* START Data to use *

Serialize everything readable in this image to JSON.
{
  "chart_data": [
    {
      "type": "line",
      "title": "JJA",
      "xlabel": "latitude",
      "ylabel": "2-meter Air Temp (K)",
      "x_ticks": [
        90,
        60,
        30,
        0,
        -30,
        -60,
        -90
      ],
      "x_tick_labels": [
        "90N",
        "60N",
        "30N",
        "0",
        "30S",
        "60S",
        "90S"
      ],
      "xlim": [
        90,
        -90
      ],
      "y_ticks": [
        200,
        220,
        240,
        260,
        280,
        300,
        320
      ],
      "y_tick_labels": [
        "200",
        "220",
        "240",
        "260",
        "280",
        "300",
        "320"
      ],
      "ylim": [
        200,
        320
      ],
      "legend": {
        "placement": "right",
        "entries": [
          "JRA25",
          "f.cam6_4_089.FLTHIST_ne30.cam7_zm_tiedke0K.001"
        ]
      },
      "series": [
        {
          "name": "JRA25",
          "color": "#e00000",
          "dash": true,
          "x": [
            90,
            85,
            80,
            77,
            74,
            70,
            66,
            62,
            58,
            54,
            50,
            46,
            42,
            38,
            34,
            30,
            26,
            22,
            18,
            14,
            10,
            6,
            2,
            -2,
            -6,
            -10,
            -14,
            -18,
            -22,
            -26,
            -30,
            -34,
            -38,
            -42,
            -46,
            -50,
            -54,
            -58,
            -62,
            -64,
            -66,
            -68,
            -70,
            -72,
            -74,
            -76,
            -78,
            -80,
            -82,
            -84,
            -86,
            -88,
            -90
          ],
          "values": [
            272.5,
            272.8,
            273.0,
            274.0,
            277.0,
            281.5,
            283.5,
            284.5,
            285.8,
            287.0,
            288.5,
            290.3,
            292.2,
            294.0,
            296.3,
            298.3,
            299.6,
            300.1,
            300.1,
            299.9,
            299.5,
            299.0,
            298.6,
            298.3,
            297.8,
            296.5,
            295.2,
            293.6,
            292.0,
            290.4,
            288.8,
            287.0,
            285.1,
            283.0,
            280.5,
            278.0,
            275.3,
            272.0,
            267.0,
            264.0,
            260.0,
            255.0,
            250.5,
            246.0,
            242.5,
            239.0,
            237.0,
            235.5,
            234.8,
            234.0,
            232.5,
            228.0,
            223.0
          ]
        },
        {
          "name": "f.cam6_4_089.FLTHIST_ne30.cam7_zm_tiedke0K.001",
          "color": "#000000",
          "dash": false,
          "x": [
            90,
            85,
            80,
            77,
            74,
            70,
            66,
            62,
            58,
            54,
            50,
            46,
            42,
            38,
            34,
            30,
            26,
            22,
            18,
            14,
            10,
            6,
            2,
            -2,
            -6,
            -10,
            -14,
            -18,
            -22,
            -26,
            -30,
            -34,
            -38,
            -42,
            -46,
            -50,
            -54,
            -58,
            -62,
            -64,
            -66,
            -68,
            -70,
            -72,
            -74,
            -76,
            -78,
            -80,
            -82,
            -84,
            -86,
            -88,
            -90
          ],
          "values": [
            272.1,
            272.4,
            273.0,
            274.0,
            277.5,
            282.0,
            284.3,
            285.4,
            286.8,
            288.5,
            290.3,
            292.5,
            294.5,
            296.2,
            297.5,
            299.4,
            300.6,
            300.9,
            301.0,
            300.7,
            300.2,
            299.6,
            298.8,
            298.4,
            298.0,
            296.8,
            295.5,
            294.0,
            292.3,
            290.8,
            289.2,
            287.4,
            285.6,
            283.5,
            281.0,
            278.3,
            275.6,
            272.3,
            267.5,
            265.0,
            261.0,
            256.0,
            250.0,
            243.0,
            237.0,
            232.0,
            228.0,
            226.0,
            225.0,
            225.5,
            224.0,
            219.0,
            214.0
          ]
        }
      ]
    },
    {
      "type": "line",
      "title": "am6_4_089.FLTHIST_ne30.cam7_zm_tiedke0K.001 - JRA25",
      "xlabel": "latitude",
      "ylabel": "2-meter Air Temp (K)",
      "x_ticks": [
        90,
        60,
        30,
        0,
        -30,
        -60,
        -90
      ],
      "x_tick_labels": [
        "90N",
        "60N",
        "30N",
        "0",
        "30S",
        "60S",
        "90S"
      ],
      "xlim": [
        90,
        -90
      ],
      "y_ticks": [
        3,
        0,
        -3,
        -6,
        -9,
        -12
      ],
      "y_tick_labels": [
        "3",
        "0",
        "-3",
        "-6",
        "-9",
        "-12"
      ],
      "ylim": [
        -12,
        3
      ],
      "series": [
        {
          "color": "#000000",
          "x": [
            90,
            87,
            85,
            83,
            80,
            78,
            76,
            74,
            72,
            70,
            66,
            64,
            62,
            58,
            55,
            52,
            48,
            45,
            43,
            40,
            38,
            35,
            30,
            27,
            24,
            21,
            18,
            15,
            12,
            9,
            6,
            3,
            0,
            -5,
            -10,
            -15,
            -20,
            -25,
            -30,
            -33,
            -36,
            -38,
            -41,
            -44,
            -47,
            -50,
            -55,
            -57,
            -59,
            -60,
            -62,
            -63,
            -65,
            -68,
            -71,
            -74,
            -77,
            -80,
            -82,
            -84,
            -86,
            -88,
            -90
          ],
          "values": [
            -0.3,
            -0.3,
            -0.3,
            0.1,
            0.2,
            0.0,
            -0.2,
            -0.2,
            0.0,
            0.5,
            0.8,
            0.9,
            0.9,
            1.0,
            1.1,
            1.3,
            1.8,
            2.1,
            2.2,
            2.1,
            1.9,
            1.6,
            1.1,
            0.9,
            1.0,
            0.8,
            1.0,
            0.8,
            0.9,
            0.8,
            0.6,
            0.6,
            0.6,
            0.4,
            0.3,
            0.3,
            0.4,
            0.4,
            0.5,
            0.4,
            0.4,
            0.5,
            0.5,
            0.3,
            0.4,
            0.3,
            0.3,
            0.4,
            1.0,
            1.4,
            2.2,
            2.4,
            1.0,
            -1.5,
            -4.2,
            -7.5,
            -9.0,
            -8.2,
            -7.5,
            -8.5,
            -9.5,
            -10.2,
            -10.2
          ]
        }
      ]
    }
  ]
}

* END Data to use *

■ **Goal**:
Transcribe the entire listing above precisely.

■ **The reply**:
Serialize everything readable in this image to JSON.
{
  "chart_data": [
    {
      "type": "line",
      "title": "JJA",
      "xlabel": "latitude",
      "ylabel": "2-meter Air Temp (K)",
      "x_ticks": [
        90,
        60,
        30,
        0,
        -30,
        -60,
        -90
      ],
      "x_tick_labels": [
        "90N",
        "60N",
        "30N",
        "0",
        "30S",
        "60S",
        "90S"
      ],
      "xlim": [
        90,
        -90
      ],
      "y_ticks": [
        200,
        220,
        240,
        260,
        280,
        300,
        320
      ],
      "y_tick_labels": [
        "200",
        "220",
        "240",
        "260",
        "280",
        "300",
        "320"
      ],
      "ylim": [
        200,
        320
      ],
      "legend": {
        "placement": "right",
        "entries": [
          "JRA25",
          "f.cam6_4_089.FLTHIST_ne30.cam7_zm_tiedke0K.001"
        ]
      },
      "series": [
        {
          "name": "JRA25",
          "color": "#e00000",
          "dash": true,
          "x": [
            90,
            85,
            80,
            77,
            74,
            70,
            66,
            62,
            58,
            54,
            50,
            46,
            42,
            38,
            34,
            30,
            26,
            22,
            18,
            14,
            10,
            6,
            2,
            -2,
            -6,
            -10,
            -14,
            -18,
            -22,
            -26,
            -30,
            -34,
            -38,
            -42,
            -46,
            -50,
            -54,
            -58,
            -62,
            -64,
            -66,
            -68,
            -70,
            -72,
            -74,
            -76,
            -78,
            -80,
            -82,
            -84,
            -86,
            -88,
            -90
          ],
          "values": [
            272.5,
            272.8,
            273.0,
            274.0,
            277.0,
            281.5,
            283.5,
            284.5,
            285.8,
            287.0,
            288.5,
            290.3,
            292.2,
            294.0,
            296.3,
            298.3,
            299.6,
            300.1,
            300.1,
            299.9,
            299.5,
            299.0,
            298.6,
            298.3,
            297.8,
            296.5,
            295.2,
            293.6,
            292.0,
            290.4,
            288.8,
            287.0,
            285.1,
            283.0,
            280.5,
            278.0,
            275.3,
            272.0,
            267.0,
            264.0,
            260.0,
            255.0,
            250.5,
            246.0,
            242.5,
            239.0,
            237.0,
            235.5,
            234.8,
            234.0,
            232.5,
            228.0,
            223.0
          ]
        },
        {
          "name": "f.cam6_4_089.FLTHIST_ne30.cam7_zm_tiedke0K.001",
          "color": "#000000",
          "dash": false,
          "x": [
            90,
            85,
            80,
            77,
            74,
            70,
            66,
            62,
            58,
            54,
            50,
            46,
            42,
            38,
            34,
            30,
            26,
            22,
            18,
            14,
            10,
            6,
            2,
            -2,
            -6,
            -10,
            -14,
            -18,
            -22,
            -26,
            -30,
            -34,
            -38,
            -42,
            -46,
            -50,
            -54,
            -58,
            -62,
            -64,
            -66,
            -68,
            -70,
            -72,
            -74,
            -76,
            -78,
            -80,
            -82,
            -84,
            -86,
            -88,
            -90
          ],
          "values": [
            272.1,
            272.4,
            273.0,
            274.0,
            277.5,
            282.0,
            284.3,
            285.4,
            286.8,
            288.5,
            290.3,
            292.5,
            294.5,
            296.2,
            297.5,
            299.4,
            300.6,
            300.9,
            301.0,
            300.7,
            300.2,
            299.6,
            298.8,
            298.4,
            298.0,
            296.8,
            295.5,
            294.0,
            292.3,
            290.8,
            289.2,
            287.4,
            285.6,
            283.5,
            281.0,
            278.3,
            275.6,
            272.3,
            267.5,
            265.0,
            261.0,
            256.0,
            250.0,
            243.0,
            237.0,
            232.0,
            228.0,
            226.0,
            225.0,
            225.5,
            224.0,
            219.0,
            214.0
          ]
        }
      ]
    },
    {
      "type": "line",
      "title": "am6_4_089.FLTHIST_ne30.cam7_zm_tiedke0K.001 - JRA25",
      "xlabel": "latitude",
      "ylabel": "2-meter Air Temp (K)",
      "x_ticks": [
        90,
        60,
        30,
        0,
        -30,
        -60,
        -90
      ],
      "x_tick_labels": [
        "90N",
        "60N",
        "30N",
        "0",
        "30S",
        "60S",
        "90S"
      ],
      "xlim": [
        90,
        -90
      ],
      "y_ticks": [
        3,
        0,
        -3,
        -6,
        -9,
        -12
      ],
      "y_tick_labels": [
        "3",
        "0",
        "-3",
        "-6",
        "-9",
        "-12"
      ],
      "ylim": [
        -12,
        3
      ],
      "series": [
        {
          "color": "#000000",
          "x": [
            90,
            87,
            85,
            83,
            80,
            78,
            76,
            74,
            72,
            70,
            66,
            64,
            62,
            58,
            55,
            52,
            48,
            45,
            43,
            40,
            38,
            35,
            30,
            27,
            24,
            21,
            18,
            15,
            12,
            9,
            6,
            3,
            0,
            -5,
            -10,
            -15,
            -20,
            -25,
            -30,
            -33,
            -36,
            -38,
            -41,
            -44,
            -47,
            -50,
            -55,
            -57,
            -59,
            -60,
            -62,
            -63,
            -65,
            -68,
            -71,
            -74,
            -77,
            -80,
            -82,
            -84,
            -86,
            -88,
            -90
          ],
          "values": [
            -0.3,
            -0.3,
            -0.3,
            0.1,
            0.2,
            0.0,
            -0.2,
            -0.2,
            0.0,
            0.5,
            0.8,
            0.9,
            0.9,
            1.0,
            1.1,
            1.3,
            1.8,
            2.1,
            2.2,
            2.1,
            1.9,
            1.6,
            1.1,
            0.9,
            1.0,
            0.8,
            1.0,
            0.8,
            0.9,
            0.8,
            0.6,
            0.6,
            0.6,
            0.4,
            0.3,
            0.3,
            0.4,
            0.4,
            0.5,
            0.4,
            0.4,
            0.5,
            0.5,
            0.3,
            0.4,
            0.3,
            0.3,
            0.4,
            1.0,
            1.4,
            2.2,
            2.4,
            1.0,
            -1.5,
            -4.2,
            -7.5,
            -9.0,
            -8.2,
            -7.5,
            -8.5,
            -9.5,
            -10.2,
            -10.2
          ]
        }
      ]
    }
  ]
}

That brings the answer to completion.